--- Given entries ---

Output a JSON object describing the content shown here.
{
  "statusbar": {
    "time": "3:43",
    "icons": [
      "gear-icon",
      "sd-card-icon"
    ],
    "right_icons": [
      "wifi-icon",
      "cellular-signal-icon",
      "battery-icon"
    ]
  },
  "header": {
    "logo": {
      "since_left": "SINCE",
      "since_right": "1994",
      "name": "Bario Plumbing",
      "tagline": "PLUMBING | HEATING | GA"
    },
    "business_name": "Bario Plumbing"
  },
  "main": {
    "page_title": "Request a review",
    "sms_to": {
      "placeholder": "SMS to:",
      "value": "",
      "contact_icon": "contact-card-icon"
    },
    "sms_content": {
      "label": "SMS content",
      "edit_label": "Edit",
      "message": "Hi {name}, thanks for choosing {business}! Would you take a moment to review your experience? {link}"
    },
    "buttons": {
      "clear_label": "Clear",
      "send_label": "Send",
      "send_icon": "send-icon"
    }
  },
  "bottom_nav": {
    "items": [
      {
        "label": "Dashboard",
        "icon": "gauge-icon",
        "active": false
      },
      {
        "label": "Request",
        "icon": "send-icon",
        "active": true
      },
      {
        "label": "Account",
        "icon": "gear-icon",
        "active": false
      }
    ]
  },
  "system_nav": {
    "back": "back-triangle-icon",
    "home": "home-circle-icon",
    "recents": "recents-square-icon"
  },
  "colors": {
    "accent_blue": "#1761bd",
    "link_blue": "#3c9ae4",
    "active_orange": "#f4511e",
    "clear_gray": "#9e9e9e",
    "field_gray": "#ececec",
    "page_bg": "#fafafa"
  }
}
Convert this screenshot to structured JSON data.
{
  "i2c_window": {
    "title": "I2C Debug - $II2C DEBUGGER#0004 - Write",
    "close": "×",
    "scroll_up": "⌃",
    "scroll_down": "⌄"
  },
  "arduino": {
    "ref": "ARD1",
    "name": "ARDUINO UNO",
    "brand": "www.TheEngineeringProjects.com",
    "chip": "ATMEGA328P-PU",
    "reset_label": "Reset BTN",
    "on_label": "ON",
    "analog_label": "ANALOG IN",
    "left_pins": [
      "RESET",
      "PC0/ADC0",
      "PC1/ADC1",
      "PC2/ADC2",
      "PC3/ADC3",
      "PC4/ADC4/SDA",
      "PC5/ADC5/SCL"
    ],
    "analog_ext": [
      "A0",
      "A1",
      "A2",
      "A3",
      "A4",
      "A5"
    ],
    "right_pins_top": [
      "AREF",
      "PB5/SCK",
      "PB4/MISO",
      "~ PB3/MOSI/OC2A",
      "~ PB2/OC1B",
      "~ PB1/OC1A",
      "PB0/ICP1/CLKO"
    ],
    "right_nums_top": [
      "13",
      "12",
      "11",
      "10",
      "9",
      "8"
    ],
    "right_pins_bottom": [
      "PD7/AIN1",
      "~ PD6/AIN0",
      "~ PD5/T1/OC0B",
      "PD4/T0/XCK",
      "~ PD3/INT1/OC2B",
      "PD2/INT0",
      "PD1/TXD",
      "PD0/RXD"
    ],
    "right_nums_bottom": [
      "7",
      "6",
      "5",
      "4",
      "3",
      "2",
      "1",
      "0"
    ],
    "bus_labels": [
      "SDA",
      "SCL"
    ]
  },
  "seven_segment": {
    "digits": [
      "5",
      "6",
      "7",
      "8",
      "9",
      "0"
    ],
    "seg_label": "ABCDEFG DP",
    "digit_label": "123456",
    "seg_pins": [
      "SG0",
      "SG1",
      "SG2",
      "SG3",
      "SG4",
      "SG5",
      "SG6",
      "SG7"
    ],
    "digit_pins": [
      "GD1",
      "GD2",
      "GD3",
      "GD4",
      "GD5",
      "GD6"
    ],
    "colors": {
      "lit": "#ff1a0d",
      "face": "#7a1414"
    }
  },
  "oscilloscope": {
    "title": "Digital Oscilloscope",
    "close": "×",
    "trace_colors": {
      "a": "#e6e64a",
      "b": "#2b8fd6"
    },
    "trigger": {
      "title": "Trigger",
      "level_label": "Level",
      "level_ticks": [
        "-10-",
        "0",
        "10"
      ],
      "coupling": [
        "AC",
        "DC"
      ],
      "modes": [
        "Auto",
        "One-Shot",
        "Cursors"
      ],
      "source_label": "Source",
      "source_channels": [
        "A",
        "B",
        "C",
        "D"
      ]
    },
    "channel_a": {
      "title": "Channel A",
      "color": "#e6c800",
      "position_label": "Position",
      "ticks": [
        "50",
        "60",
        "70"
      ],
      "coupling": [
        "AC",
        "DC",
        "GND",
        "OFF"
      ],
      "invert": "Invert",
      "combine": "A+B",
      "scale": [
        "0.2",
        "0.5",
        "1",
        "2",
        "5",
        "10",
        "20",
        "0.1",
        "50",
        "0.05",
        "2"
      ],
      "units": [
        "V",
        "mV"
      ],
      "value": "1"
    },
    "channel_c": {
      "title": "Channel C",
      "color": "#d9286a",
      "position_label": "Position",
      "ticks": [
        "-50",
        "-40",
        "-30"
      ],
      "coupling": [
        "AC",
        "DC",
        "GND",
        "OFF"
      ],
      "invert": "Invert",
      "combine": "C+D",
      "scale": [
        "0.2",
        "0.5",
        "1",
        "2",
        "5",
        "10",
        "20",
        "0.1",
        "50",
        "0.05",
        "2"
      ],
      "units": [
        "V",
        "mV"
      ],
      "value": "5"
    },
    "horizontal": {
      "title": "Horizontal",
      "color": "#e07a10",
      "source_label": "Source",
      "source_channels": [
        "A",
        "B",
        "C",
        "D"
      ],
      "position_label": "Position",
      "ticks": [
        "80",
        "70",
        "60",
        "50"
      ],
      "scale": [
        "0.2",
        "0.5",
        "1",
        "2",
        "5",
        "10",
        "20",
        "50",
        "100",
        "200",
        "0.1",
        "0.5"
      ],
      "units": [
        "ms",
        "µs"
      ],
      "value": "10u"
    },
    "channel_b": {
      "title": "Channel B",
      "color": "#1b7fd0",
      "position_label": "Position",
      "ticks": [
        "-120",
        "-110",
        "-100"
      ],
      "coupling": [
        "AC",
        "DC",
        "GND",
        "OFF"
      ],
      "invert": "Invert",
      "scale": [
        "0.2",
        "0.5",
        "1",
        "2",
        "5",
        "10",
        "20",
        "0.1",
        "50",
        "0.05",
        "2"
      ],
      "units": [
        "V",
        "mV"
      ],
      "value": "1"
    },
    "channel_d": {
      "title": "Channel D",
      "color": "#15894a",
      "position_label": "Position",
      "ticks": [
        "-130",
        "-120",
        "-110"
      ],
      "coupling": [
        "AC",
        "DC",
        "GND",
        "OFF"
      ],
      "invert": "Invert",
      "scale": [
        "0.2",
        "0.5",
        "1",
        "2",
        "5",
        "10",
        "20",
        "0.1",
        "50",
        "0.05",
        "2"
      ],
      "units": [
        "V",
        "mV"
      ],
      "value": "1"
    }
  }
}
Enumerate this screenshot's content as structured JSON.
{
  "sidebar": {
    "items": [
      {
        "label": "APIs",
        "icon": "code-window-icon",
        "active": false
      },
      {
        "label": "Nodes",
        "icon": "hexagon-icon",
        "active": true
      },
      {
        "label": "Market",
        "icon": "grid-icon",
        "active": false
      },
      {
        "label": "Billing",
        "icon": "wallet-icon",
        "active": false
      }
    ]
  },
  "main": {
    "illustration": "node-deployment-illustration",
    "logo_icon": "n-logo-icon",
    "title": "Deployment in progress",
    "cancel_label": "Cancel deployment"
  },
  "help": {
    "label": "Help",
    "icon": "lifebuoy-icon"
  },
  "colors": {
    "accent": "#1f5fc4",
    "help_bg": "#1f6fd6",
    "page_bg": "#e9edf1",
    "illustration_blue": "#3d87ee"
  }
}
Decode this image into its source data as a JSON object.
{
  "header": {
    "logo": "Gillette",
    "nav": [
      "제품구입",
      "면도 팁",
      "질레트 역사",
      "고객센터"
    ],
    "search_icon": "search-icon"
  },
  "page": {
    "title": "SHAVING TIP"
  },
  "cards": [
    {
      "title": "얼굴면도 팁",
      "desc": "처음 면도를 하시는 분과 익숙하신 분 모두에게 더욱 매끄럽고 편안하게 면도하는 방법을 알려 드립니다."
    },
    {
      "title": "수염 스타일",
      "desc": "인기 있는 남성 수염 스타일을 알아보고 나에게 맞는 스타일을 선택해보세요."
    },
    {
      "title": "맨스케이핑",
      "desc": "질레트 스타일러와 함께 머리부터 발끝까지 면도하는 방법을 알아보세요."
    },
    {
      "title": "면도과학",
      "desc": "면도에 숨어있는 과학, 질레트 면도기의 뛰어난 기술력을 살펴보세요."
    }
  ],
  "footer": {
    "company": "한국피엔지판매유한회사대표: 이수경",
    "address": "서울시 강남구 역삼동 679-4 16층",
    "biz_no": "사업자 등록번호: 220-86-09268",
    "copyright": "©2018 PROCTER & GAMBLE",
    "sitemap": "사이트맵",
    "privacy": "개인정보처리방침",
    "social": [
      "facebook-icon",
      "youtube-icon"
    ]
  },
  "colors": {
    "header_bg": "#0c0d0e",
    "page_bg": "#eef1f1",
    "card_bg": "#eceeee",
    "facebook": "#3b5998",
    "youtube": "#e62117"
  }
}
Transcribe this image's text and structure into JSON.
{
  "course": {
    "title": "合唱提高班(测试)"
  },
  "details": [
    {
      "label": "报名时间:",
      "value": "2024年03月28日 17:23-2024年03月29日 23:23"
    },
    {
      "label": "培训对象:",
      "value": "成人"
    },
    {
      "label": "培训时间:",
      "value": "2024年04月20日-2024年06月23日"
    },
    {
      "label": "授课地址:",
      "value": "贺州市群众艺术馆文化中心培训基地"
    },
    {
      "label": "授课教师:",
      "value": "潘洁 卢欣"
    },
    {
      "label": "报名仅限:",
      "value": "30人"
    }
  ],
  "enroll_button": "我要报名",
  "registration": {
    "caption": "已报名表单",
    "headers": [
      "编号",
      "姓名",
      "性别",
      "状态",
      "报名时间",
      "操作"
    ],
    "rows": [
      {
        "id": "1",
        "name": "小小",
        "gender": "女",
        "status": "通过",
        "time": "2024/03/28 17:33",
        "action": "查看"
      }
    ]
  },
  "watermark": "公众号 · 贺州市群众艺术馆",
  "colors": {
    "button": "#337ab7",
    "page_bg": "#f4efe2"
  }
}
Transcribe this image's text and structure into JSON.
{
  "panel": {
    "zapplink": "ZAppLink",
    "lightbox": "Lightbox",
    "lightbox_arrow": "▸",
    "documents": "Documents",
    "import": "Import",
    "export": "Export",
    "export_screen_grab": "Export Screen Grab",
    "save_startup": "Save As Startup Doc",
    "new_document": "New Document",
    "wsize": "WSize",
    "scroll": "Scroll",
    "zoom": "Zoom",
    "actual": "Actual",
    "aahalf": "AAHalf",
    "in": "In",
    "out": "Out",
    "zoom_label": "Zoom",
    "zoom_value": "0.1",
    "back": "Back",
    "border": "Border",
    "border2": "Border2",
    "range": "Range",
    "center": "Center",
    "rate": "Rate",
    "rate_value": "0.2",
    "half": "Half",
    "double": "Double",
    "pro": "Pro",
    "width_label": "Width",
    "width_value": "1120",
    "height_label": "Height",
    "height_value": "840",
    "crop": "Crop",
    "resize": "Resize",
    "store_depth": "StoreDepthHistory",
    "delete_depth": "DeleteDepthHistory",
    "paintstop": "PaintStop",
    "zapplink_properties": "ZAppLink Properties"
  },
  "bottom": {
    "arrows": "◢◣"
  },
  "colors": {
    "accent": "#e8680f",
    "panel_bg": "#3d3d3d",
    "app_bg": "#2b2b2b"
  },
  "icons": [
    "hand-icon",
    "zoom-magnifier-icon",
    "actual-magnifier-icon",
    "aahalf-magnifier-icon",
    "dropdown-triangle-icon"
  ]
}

---

What the exercise asks: Go through the entries and return each line where the word "data" appears.

Exercise output:
Convert this screenshot to structured JSON data.
Decode this image into its source data as a JSON object.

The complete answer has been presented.